◆ **The problem**: Go through the lines below. Copy those with "возраст".

◆ **Entries**:

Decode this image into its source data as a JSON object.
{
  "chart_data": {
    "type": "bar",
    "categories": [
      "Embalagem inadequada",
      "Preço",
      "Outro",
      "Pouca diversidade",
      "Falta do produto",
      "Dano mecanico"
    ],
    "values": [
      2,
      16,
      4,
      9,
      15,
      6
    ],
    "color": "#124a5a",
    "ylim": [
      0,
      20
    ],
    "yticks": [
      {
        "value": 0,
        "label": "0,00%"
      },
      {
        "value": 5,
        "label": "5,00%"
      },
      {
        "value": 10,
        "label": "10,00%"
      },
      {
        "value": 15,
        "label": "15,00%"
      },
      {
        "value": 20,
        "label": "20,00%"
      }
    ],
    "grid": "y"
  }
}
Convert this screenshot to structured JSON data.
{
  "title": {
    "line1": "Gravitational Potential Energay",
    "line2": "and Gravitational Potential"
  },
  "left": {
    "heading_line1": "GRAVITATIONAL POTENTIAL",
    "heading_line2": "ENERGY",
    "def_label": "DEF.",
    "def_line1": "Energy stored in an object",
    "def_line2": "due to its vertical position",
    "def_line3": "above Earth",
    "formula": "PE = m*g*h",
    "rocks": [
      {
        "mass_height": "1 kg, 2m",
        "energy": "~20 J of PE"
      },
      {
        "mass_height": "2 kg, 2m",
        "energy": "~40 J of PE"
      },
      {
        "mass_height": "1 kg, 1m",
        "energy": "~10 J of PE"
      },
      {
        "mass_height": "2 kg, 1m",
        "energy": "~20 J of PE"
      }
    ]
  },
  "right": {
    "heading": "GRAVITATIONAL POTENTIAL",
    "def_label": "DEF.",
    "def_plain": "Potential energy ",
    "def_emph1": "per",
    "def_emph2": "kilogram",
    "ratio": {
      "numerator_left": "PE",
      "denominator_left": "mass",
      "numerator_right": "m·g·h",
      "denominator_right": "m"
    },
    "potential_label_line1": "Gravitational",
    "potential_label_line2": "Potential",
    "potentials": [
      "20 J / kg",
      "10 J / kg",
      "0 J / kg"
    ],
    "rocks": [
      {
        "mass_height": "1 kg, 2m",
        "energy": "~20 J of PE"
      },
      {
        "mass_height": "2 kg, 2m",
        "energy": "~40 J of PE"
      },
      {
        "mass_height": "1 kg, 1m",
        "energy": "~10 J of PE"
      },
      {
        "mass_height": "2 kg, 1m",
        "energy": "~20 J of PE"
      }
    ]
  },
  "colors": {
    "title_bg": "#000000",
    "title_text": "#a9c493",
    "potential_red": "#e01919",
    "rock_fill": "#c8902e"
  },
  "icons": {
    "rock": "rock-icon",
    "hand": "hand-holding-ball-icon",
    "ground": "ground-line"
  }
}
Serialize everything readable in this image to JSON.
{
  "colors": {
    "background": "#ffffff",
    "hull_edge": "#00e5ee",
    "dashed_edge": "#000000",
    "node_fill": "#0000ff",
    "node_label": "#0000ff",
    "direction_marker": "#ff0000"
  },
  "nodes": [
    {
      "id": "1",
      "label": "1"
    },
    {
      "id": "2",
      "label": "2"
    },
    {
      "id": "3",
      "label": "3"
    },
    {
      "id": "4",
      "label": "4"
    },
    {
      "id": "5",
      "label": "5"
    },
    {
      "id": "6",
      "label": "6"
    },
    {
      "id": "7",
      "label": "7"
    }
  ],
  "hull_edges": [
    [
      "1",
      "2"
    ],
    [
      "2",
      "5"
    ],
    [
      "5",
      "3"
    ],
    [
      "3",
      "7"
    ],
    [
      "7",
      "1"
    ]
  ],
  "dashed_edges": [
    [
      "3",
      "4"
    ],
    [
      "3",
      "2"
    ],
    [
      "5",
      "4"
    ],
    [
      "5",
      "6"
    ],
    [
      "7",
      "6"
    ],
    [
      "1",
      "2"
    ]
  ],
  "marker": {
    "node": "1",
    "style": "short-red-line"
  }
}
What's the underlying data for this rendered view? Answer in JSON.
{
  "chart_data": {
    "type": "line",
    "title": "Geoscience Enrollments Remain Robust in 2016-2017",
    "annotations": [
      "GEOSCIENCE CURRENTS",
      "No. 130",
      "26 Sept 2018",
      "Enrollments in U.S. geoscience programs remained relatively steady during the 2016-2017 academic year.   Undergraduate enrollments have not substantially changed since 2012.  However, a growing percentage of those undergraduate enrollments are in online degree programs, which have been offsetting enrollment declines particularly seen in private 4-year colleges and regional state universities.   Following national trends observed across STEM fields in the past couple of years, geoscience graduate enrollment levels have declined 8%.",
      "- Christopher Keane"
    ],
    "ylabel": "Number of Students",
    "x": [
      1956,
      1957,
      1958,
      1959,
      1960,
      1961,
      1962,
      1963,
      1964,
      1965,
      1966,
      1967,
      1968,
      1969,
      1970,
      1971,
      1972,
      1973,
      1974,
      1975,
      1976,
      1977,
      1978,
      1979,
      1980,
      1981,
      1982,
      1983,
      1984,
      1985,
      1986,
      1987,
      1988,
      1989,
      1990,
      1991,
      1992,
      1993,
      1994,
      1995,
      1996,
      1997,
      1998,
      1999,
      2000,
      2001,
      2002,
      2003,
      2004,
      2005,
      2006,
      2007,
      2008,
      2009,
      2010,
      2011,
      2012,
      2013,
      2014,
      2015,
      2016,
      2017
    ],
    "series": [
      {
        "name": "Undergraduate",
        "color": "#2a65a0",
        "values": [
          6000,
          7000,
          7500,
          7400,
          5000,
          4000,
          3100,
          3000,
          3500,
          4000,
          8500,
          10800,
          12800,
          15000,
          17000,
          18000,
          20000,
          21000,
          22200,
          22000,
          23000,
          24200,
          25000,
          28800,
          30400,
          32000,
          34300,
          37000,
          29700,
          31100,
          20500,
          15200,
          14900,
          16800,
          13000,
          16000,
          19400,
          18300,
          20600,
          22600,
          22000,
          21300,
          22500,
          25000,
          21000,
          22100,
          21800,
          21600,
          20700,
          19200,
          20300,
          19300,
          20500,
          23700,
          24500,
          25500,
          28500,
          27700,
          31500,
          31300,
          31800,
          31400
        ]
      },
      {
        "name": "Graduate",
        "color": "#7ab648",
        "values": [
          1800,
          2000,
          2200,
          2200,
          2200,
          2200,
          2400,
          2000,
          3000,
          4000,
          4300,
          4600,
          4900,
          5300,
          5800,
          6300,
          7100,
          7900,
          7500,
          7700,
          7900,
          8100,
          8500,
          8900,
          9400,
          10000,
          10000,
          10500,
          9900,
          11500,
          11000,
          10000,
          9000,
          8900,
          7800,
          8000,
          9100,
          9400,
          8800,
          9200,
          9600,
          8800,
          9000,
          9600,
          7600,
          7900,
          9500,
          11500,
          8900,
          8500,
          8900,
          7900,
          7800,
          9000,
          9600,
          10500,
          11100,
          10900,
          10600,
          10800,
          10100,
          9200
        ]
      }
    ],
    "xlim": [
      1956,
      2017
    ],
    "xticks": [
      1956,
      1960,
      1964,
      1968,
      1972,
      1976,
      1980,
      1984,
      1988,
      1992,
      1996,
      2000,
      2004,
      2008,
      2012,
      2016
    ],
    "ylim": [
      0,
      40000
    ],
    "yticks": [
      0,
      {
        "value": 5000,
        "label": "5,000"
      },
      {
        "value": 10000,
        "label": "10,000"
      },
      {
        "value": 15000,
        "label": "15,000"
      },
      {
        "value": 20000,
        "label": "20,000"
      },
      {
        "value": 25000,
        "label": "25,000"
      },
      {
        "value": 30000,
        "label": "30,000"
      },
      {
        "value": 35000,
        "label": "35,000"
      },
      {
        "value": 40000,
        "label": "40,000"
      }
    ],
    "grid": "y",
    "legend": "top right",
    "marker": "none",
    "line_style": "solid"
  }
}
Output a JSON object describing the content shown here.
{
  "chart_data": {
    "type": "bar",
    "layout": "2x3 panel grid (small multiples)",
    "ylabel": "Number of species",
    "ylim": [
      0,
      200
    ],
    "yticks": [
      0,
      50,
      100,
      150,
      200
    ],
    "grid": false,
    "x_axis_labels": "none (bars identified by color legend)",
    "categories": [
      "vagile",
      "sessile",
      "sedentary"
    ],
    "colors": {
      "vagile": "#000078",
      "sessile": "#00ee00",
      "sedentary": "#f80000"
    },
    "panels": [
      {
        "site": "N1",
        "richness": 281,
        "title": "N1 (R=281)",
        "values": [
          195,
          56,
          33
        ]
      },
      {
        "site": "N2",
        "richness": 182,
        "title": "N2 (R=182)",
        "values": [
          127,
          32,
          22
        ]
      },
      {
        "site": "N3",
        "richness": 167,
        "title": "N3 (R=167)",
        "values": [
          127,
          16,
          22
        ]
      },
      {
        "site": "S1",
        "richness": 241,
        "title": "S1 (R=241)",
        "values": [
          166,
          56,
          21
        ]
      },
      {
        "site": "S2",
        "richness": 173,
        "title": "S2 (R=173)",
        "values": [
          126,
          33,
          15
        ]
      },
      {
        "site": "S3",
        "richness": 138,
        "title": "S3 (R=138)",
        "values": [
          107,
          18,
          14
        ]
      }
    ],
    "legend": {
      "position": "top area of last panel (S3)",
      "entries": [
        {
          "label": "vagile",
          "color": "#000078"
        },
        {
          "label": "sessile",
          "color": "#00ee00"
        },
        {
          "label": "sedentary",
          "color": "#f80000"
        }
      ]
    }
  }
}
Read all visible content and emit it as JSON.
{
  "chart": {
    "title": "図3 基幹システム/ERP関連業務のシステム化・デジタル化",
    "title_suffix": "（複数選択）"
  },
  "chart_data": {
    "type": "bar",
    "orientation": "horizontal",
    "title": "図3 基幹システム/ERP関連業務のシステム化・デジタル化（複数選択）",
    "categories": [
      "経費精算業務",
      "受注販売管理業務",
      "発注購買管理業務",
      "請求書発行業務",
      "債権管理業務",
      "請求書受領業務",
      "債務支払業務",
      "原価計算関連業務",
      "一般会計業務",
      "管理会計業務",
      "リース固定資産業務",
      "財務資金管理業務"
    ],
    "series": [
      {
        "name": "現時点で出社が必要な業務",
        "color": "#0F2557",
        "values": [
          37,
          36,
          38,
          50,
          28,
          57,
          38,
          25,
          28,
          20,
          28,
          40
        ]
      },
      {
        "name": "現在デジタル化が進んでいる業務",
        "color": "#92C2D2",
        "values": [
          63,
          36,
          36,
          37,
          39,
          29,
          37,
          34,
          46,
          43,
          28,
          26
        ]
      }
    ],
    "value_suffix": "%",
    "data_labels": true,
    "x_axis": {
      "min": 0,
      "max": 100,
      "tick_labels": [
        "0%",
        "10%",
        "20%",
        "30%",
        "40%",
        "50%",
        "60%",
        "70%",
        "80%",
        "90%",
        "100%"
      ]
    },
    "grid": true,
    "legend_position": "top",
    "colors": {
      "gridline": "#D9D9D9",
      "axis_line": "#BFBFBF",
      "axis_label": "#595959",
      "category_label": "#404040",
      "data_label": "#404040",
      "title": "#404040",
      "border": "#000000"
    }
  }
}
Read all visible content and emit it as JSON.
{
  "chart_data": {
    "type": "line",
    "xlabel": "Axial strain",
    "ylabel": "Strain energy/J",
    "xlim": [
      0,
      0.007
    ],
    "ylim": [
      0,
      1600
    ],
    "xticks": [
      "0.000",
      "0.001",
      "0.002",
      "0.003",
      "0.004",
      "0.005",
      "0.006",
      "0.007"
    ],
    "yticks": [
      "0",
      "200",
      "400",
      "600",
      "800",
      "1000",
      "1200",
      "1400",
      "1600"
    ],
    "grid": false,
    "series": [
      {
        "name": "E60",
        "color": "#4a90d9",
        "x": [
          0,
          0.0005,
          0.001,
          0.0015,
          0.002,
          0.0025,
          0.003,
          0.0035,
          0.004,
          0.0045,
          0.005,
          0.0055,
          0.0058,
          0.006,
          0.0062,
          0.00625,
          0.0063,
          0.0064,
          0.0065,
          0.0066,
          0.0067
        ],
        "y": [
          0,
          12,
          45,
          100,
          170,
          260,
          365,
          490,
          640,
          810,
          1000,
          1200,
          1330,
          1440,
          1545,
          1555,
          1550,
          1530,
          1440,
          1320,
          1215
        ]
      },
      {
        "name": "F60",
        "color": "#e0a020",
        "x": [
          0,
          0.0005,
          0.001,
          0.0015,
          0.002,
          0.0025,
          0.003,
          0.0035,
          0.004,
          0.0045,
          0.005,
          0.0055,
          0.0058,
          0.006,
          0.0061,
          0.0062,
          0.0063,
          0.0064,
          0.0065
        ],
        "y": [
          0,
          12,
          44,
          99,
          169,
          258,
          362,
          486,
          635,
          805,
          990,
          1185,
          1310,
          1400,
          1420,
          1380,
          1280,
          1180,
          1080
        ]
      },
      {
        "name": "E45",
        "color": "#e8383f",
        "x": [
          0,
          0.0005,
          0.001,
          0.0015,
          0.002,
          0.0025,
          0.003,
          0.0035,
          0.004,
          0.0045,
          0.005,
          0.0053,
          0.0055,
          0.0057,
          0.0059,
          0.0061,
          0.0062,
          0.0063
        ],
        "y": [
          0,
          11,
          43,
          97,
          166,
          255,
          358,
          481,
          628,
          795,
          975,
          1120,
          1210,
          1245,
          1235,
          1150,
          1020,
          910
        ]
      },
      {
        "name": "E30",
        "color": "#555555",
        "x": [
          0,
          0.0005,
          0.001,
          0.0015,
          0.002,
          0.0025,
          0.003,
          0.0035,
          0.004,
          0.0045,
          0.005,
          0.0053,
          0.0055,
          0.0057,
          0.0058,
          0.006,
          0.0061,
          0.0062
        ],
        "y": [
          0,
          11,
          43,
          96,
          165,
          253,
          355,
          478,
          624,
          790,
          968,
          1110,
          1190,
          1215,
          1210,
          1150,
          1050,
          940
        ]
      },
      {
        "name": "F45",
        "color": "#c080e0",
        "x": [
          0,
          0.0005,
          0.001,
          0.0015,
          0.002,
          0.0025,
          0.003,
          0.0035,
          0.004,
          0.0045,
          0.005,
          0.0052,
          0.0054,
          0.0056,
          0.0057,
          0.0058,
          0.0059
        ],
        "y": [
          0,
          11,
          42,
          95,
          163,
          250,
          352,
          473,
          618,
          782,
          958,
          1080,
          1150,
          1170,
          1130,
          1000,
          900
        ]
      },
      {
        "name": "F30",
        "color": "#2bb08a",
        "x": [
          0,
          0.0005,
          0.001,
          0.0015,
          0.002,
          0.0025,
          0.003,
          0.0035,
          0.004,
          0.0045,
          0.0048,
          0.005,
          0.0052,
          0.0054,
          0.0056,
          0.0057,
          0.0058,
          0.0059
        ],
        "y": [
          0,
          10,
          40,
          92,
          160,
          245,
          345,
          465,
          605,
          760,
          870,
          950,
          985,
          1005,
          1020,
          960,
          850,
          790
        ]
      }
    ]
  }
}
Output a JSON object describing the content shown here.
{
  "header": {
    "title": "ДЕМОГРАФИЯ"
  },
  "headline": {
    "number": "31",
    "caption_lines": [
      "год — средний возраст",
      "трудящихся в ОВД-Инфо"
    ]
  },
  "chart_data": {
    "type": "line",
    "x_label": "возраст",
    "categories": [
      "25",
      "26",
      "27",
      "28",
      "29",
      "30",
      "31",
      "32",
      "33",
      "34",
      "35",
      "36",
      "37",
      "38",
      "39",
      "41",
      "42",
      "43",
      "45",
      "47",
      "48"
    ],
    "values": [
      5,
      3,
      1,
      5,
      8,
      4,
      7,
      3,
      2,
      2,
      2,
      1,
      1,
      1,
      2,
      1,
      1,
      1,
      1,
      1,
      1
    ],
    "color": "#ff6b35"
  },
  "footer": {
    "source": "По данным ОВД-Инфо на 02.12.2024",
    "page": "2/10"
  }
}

◆ **Complete answer**:
      "год — средний возраст",
    "x_label": "возраст",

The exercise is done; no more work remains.